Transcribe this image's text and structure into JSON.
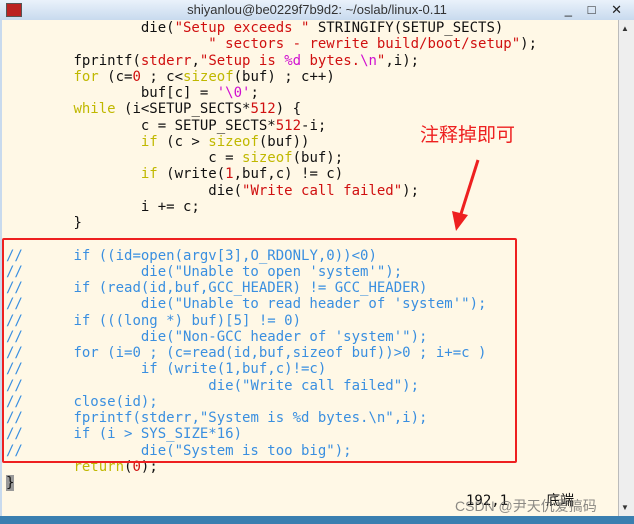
{
  "window": {
    "title": "shiyanlou@be0229f7b9d2: ~/oslab/linux-0.11",
    "buttons": "_ □ ✕"
  },
  "code_lines": [
    [
      [
        "",
        "\t\tdie("
      ],
      [
        "s",
        "\"Setup exceeds \""
      ],
      [
        "",
        " STRINGIFY(SETUP_SECTS)"
      ]
    ],
    [
      [
        "",
        "\t\t\t"
      ],
      [
        "s",
        "\" sectors - rewrite build/boot/setup\""
      ],
      [
        "",
        ");"
      ]
    ],
    [
      [
        "",
        "\tfprintf("
      ],
      [
        "s",
        "stderr"
      ],
      [
        "",
        ","
      ],
      [
        "s",
        "\"Setup is "
      ],
      [
        "m",
        "%d"
      ],
      [
        "s",
        " bytes."
      ],
      [
        "m",
        "\\n"
      ],
      [
        "s",
        "\""
      ],
      [
        "",
        ",i);"
      ]
    ],
    [
      [
        "k",
        "\tfor"
      ],
      [
        "",
        " (c="
      ],
      [
        "n",
        "0"
      ],
      [
        "",
        " ; c<"
      ],
      [
        "k",
        "sizeof"
      ],
      [
        "",
        "(buf) ; c++)"
      ]
    ],
    [
      [
        "",
        "\t\tbuf[c] = "
      ],
      [
        "m",
        "'\\0'"
      ],
      [
        "",
        ";"
      ]
    ],
    [
      [
        "k",
        "\twhile"
      ],
      [
        "",
        " (i<SETUP_SECTS*"
      ],
      [
        "n",
        "512"
      ],
      [
        "",
        ") {"
      ]
    ],
    [
      [
        "",
        "\t\tc = SETUP_SECTS*"
      ],
      [
        "n",
        "512"
      ],
      [
        "",
        "-i;"
      ]
    ],
    [
      [
        "k",
        "\t\tif"
      ],
      [
        "",
        " (c > "
      ],
      [
        "k",
        "sizeof"
      ],
      [
        "",
        "(buf))"
      ]
    ],
    [
      [
        "",
        "\t\t\tc = "
      ],
      [
        "k",
        "sizeof"
      ],
      [
        "",
        "(buf);"
      ]
    ],
    [
      [
        "k",
        "\t\tif"
      ],
      [
        "",
        " (write("
      ],
      [
        "n",
        "1"
      ],
      [
        "",
        ",buf,c) != c)"
      ]
    ],
    [
      [
        "",
        "\t\t\tdie("
      ],
      [
        "s",
        "\"Write call failed\""
      ],
      [
        "",
        ");"
      ]
    ],
    [
      [
        "",
        "\t\ti += c;"
      ]
    ],
    [
      [
        "",
        "\t}"
      ]
    ],
    [
      [
        "",
        ""
      ]
    ],
    [
      [
        "c",
        "//\tif ((id=open(argv[3],O_RDONLY,0))<0)"
      ]
    ],
    [
      [
        "c",
        "//\t\tdie(\"Unable to open 'system'\");"
      ]
    ],
    [
      [
        "c",
        "//\tif (read(id,buf,GCC_HEADER) != GCC_HEADER)"
      ]
    ],
    [
      [
        "c",
        "//\t\tdie(\"Unable to read header of 'system'\");"
      ]
    ],
    [
      [
        "c",
        "//\tif (((long *) buf)[5] != 0)"
      ]
    ],
    [
      [
        "c",
        "//\t\tdie(\"Non-GCC header of 'system'\");"
      ]
    ],
    [
      [
        "c",
        "//\tfor (i=0 ; (c=read(id,buf,sizeof buf))>0 ; i+=c )"
      ]
    ],
    [
      [
        "c",
        "//\t\tif (write(1,buf,c)!=c)"
      ]
    ],
    [
      [
        "c",
        "//\t\t\tdie(\"Write call failed\");"
      ]
    ],
    [
      [
        "c",
        "//\tclose(id);"
      ]
    ],
    [
      [
        "c",
        "//\tfprintf(stderr,\"System is %d bytes.\\n\",i);"
      ]
    ],
    [
      [
        "c",
        "//\tif (i > SYS_SIZE*16)"
      ]
    ],
    [
      [
        "c",
        "//\t\tdie(\"System is too big\");"
      ]
    ],
    [
      [
        "k",
        "\treturn"
      ],
      [
        "",
        "("
      ],
      [
        "n",
        "0"
      ],
      [
        "",
        ");"
      ]
    ],
    [
      [
        "cursor",
        "}"
      ]
    ]
  ],
  "annotation": "注释掉即可",
  "status": {
    "position": "192,1",
    "scroll": "底端"
  },
  "watermark": "CSDN @尹天仇爱搞码",
  "colors": {
    "keyword": "#c0b800",
    "string": "#d01010",
    "special": "#d010d0",
    "comment": "#3a8fe0",
    "background": "#fff8e6",
    "highlight": "#ee2020"
  }
}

• To do
The records above must be transcribed exactly. Pictures are left out of the copy.

• Result of this task
Transcribe this image's text and structure into JSON.
{
  "window": {
    "title": "shiyanlou@be0229f7b9d2: ~/oslab/linux-0.11",
    "buttons": "_ □ ✕"
  },
  "code_lines": [
    [
      [
        "",
        "\t\tdie("
      ],
      [
        "s",
        "\"Setup exceeds \""
      ],
      [
        "",
        " STRINGIFY(SETUP_SECTS)"
      ]
    ],
    [
      [
        "",
        "\t\t\t"
      ],
      [
        "s",
        "\" sectors - rewrite build/boot/setup\""
      ],
      [
        "",
        ");"
      ]
    ],
    [
      [
        "",
        "\tfprintf("
      ],
      [
        "s",
        "stderr"
      ],
      [
        "",
        ","
      ],
      [
        "s",
        "\"Setup is "
      ],
      [
        "m",
        "%d"
      ],
      [
        "s",
        " bytes."
      ],
      [
        "m",
        "\\n"
      ],
      [
        "s",
        "\""
      ],
      [
        "",
        ",i);"
      ]
    ],
    [
      [
        "k",
        "\tfor"
      ],
      [
        "",
        " (c="
      ],
      [
        "n",
        "0"
      ],
      [
        "",
        " ; c<"
      ],
      [
        "k",
        "sizeof"
      ],
      [
        "",
        "(buf) ; c++)"
      ]
    ],
    [
      [
        "",
        "\t\tbuf[c] = "
      ],
      [
        "m",
        "'\\0'"
      ],
      [
        "",
        ";"
      ]
    ],
    [
      [
        "k",
        "\twhile"
      ],
      [
        "",
        " (i<SETUP_SECTS*"
      ],
      [
        "n",
        "512"
      ],
      [
        "",
        ") {"
      ]
    ],
    [
      [
        "",
        "\t\tc = SETUP_SECTS*"
      ],
      [
        "n",
        "512"
      ],
      [
        "",
        "-i;"
      ]
    ],
    [
      [
        "k",
        "\t\tif"
      ],
      [
        "",
        " (c > "
      ],
      [
        "k",
        "sizeof"
      ],
      [
        "",
        "(buf))"
      ]
    ],
    [
      [
        "",
        "\t\t\tc = "
      ],
      [
        "k",
        "sizeof"
      ],
      [
        "",
        "(buf);"
      ]
    ],
    [
      [
        "k",
        "\t\tif"
      ],
      [
        "",
        " (write("
      ],
      [
        "n",
        "1"
      ],
      [
        "",
        ",buf,c) != c)"
      ]
    ],
    [
      [
        "",
        "\t\t\tdie("
      ],
      [
        "s",
        "\"Write call failed\""
      ],
      [
        "",
        ");"
      ]
    ],
    [
      [
        "",
        "\t\ti += c;"
      ]
    ],
    [
      [
        "",
        "\t}"
      ]
    ],
    [
      [
        "",
        ""
      ]
    ],
    [
      [
        "c",
        "//\tif ((id=open(argv[3],O_RDONLY,0))<0)"
      ]
    ],
    [
      [
        "c",
        "//\t\tdie(\"Unable to open 'system'\");"
      ]
    ],
    [
      [
        "c",
        "//\tif (read(id,buf,GCC_HEADER) != GCC_HEADER)"
      ]
    ],
    [
      [
        "c",
        "//\t\tdie(\"Unable to read header of 'system'\");"
      ]
    ],
    [
      [
        "c",
        "//\tif (((long *) buf)[5] != 0)"
      ]
    ],
    [
      [
        "c",
        "//\t\tdie(\"Non-GCC header of 'system'\");"
      ]
    ],
    [
      [
        "c",
        "//\tfor (i=0 ; (c=read(id,buf,sizeof buf))>0 ; i+=c )"
      ]
    ],
    [
      [
        "c",
        "//\t\tif (write(1,buf,c)!=c)"
      ]
    ],
    [
      [
        "c",
        "//\t\t\tdie(\"Write call failed\");"
      ]
    ],
    [
      [
        "c",
        "//\tclose(id);"
      ]
    ],
    [
      [
        "c",
        "//\tfprintf(stderr,\"System is %d bytes.\\n\",i);"
      ]
    ],
    [
      [
        "c",
        "//\tif (i > SYS_SIZE*16)"
      ]
    ],
    [
      [
        "c",
        "//\t\tdie(\"System is too big\");"
      ]
    ],
    [
      [
        "k",
        "\treturn"
      ],
      [
        "",
        "("
      ],
      [
        "n",
        "0"
      ],
      [
        "",
        ");"
      ]
    ],
    [
      [
        "cursor",
        "}"
      ]
    ]
  ],
  "annotation": "注释掉即可",
  "status": {
    "position": "192,1",
    "scroll": "底端"
  },
  "watermark": "CSDN @尹天仇爱搞码",
  "colors": {
    "keyword": "#c0b800",
    "string": "#d01010",
    "special": "#d010d0",
    "comment": "#3a8fe0",
    "background": "#fff8e6",
    "highlight": "#ee2020"
  }
}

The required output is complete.